PROBLEM TO SOLVE: From the entries below, copy every line that holds the word "left".
━━━
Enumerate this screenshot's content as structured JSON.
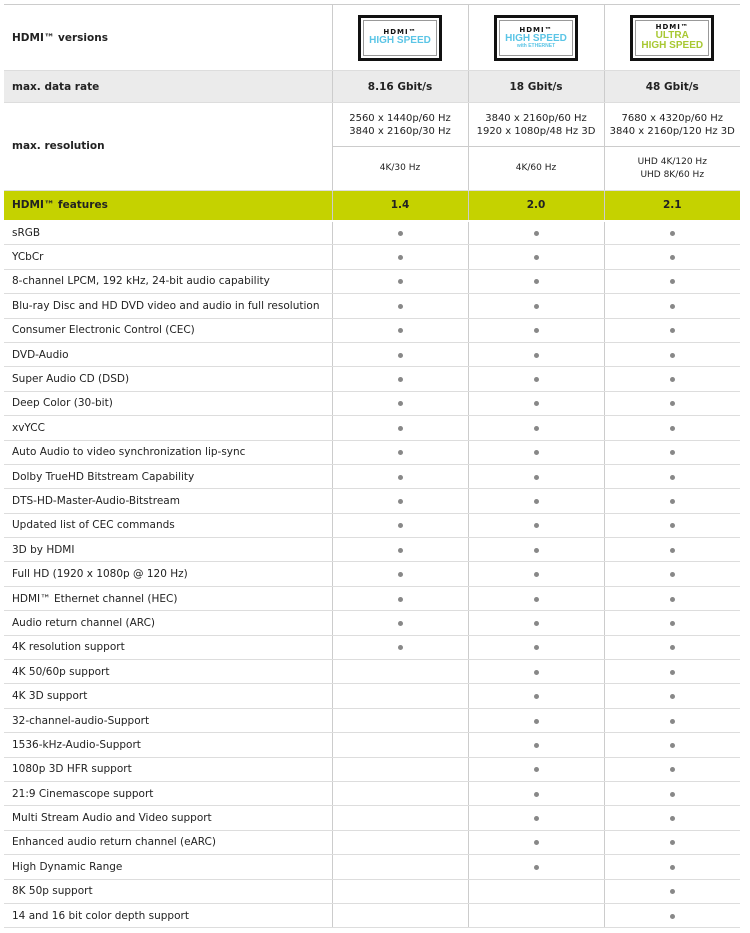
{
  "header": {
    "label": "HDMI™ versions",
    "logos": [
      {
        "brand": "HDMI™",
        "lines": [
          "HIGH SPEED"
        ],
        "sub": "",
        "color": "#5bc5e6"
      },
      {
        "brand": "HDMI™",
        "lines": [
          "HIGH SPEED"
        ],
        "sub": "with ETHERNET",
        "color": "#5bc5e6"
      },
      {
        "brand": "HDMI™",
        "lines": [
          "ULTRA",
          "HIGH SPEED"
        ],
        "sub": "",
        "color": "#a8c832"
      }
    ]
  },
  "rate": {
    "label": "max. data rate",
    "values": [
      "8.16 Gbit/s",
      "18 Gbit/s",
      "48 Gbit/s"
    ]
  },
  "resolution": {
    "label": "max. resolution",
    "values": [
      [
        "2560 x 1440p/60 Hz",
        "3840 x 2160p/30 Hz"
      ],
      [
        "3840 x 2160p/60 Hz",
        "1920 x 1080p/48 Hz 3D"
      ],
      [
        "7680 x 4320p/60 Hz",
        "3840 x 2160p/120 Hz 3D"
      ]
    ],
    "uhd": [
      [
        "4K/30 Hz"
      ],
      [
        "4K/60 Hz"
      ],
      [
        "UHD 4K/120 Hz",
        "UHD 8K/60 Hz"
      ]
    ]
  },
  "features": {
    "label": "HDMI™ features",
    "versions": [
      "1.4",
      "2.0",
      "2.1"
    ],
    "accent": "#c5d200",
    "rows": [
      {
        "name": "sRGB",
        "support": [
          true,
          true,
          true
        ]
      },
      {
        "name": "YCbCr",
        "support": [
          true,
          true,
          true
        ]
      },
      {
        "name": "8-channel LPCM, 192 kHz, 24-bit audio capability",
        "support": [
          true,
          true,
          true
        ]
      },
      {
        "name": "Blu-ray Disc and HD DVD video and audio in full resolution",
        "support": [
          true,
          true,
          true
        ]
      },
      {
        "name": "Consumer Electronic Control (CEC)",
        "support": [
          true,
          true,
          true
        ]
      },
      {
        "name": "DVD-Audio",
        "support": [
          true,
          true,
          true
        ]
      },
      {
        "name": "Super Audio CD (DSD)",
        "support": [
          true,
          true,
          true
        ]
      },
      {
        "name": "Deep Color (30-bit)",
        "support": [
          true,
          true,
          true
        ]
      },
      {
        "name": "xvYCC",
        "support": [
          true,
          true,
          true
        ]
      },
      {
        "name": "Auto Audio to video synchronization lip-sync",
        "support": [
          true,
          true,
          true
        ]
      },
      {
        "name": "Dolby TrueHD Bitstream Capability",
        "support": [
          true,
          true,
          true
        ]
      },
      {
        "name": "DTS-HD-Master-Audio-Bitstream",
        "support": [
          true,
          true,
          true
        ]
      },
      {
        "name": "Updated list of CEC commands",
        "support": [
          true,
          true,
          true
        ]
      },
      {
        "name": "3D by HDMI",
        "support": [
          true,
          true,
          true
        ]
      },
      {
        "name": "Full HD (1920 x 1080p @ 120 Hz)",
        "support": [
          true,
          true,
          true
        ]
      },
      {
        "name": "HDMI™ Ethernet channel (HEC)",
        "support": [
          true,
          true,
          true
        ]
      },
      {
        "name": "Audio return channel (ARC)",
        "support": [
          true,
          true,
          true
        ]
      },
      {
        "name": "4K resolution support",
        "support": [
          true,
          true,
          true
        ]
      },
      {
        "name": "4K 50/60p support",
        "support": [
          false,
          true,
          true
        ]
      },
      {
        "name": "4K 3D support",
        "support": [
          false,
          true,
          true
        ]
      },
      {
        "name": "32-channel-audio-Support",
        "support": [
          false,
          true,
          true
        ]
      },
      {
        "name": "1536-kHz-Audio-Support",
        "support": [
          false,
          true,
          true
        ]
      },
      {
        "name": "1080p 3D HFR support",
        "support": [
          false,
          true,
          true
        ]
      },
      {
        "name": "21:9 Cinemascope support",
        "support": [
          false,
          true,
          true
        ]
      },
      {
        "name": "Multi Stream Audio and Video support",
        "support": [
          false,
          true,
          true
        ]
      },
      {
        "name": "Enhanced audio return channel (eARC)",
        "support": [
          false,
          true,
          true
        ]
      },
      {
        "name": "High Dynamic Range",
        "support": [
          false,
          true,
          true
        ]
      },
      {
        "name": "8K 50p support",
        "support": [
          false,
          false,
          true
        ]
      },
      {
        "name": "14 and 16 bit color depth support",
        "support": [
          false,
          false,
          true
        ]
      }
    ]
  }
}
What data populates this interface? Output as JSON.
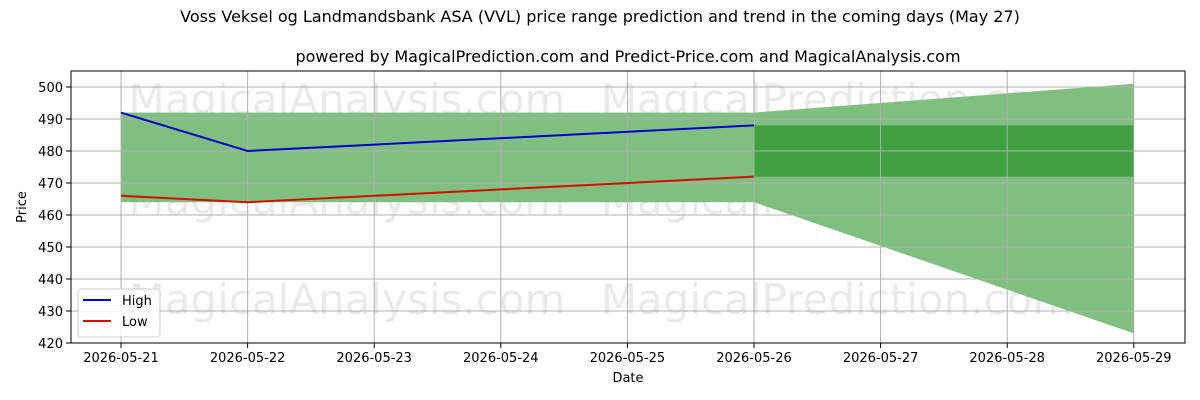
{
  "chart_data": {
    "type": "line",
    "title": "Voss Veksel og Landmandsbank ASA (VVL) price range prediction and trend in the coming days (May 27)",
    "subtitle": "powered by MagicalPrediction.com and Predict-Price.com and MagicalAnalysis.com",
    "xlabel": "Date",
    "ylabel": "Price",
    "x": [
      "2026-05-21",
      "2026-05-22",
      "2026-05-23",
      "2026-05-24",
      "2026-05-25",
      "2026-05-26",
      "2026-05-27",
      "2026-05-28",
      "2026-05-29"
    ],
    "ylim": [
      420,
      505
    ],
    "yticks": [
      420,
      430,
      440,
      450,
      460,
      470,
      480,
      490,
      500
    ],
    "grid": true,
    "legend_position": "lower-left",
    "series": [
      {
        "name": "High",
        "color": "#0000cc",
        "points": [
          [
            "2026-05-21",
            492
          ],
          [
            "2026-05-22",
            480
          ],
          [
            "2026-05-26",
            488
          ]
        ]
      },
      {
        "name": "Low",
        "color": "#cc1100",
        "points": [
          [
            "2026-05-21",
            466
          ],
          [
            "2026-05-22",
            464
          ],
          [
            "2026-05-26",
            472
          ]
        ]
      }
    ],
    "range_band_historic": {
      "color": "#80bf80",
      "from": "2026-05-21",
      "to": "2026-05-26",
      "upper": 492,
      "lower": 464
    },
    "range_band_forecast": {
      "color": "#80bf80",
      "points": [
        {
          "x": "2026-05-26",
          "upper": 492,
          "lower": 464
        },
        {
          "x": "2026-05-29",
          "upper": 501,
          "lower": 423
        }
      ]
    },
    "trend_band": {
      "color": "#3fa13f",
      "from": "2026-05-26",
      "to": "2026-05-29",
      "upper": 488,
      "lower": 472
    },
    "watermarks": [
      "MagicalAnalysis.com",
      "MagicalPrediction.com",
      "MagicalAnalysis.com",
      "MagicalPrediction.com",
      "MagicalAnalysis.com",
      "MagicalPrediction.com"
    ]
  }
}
━━━
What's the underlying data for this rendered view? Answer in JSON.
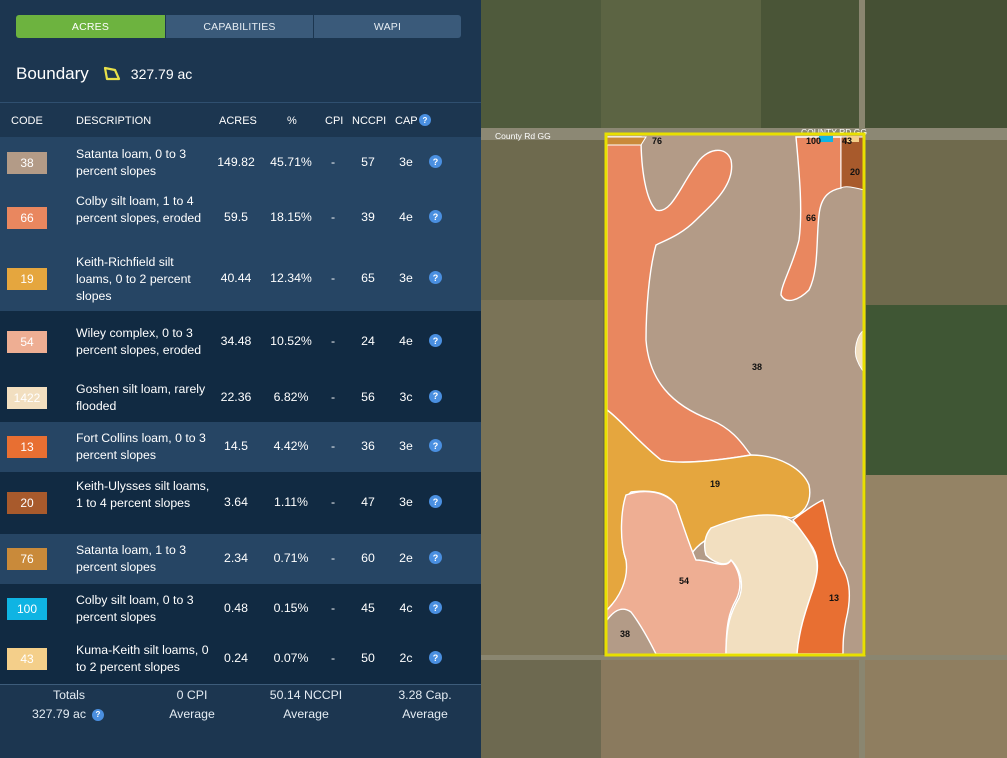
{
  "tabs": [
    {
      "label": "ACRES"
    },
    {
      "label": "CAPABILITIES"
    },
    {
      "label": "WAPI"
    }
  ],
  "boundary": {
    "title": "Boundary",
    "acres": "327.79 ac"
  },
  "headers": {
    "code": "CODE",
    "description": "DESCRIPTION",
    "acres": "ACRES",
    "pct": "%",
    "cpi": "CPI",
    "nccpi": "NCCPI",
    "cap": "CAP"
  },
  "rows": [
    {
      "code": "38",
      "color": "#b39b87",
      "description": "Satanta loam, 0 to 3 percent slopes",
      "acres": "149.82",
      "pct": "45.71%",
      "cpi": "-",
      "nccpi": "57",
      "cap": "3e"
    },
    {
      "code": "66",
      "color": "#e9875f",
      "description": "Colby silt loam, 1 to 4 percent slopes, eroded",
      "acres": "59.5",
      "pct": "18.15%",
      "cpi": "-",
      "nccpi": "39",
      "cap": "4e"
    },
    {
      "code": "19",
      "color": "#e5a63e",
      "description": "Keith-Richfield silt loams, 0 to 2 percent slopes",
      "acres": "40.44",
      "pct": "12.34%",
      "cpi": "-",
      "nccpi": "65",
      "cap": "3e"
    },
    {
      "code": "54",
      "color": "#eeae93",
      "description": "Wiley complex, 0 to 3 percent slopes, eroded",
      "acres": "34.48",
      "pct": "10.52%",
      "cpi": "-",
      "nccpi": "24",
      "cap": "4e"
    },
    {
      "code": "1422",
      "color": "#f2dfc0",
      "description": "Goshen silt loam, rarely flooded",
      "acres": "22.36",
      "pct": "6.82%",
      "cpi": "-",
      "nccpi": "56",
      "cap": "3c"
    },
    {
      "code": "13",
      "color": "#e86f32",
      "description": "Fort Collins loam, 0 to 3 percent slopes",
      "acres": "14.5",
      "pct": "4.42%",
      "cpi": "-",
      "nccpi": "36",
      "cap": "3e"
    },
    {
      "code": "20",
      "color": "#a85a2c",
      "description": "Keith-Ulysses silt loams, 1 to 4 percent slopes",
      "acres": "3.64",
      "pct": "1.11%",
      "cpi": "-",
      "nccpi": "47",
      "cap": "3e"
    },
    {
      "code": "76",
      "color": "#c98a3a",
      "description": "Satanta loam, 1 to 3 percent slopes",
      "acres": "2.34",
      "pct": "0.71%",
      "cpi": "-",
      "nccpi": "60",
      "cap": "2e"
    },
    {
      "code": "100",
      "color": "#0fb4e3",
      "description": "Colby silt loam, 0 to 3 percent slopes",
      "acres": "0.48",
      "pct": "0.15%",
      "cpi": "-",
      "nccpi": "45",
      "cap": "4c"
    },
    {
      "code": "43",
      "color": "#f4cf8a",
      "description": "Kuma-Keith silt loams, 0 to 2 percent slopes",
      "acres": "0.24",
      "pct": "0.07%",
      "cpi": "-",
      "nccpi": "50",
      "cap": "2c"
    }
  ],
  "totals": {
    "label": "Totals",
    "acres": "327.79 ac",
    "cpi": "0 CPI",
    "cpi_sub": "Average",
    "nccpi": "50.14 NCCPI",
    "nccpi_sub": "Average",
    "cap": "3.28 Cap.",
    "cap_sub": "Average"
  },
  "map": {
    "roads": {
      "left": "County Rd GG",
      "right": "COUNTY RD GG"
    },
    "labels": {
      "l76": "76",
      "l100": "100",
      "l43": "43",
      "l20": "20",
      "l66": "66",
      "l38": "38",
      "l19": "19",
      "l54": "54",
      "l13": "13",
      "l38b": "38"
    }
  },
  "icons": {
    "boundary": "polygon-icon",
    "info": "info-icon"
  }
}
━━━
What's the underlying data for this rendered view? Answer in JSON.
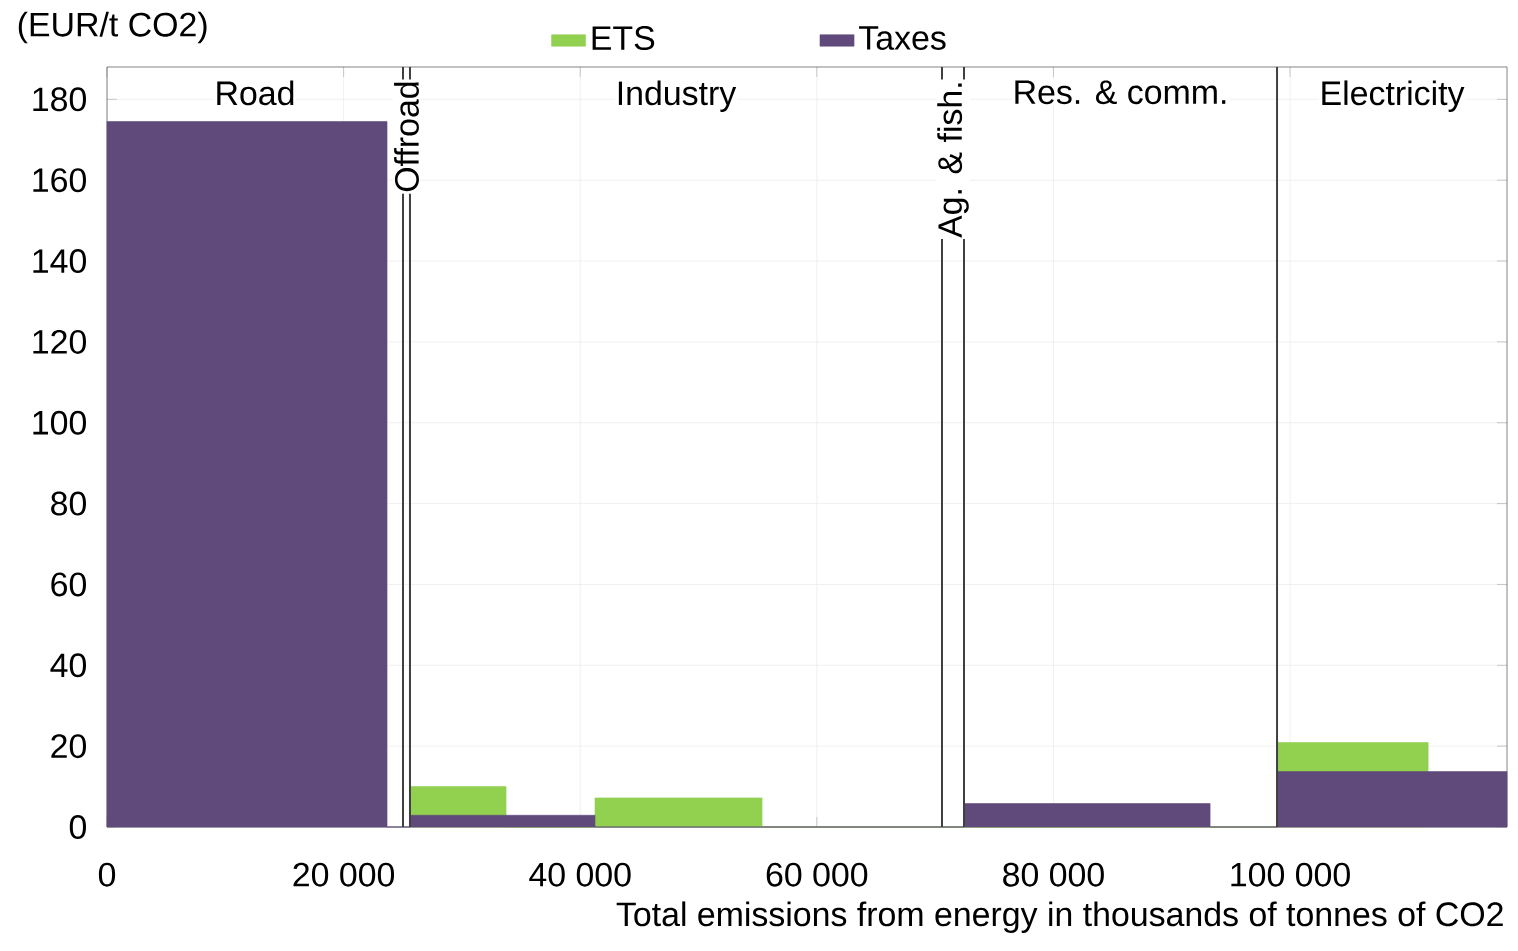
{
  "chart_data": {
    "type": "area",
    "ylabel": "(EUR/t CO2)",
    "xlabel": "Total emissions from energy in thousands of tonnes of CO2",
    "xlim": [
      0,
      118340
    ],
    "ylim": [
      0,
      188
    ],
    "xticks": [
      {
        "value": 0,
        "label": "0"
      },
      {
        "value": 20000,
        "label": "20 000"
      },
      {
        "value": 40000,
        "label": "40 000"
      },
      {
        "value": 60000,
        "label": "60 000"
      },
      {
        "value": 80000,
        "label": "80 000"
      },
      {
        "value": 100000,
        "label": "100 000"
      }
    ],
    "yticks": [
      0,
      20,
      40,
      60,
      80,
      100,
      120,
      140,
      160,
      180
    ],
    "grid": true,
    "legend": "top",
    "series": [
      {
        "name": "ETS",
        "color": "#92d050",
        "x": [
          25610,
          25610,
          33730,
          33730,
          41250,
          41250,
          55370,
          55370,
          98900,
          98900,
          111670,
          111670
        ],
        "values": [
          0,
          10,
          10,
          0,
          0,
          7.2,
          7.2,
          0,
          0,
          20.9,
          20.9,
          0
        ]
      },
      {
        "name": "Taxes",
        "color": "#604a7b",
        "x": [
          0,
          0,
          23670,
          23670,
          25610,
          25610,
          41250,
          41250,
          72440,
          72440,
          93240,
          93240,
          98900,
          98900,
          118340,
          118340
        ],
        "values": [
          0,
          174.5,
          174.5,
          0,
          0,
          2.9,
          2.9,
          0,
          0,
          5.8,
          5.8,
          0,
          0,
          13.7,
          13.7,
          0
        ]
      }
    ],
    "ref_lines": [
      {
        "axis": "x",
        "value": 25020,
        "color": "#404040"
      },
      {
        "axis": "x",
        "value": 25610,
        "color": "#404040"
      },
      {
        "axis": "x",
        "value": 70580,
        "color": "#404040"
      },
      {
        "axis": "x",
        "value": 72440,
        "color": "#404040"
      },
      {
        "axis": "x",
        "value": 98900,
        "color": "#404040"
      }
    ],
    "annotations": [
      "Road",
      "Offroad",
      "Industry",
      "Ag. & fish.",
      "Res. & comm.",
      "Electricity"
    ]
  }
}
━━━
WORKED SOLUTION:
    "legend_position": "lower-left",
      "left": "County Rd GG",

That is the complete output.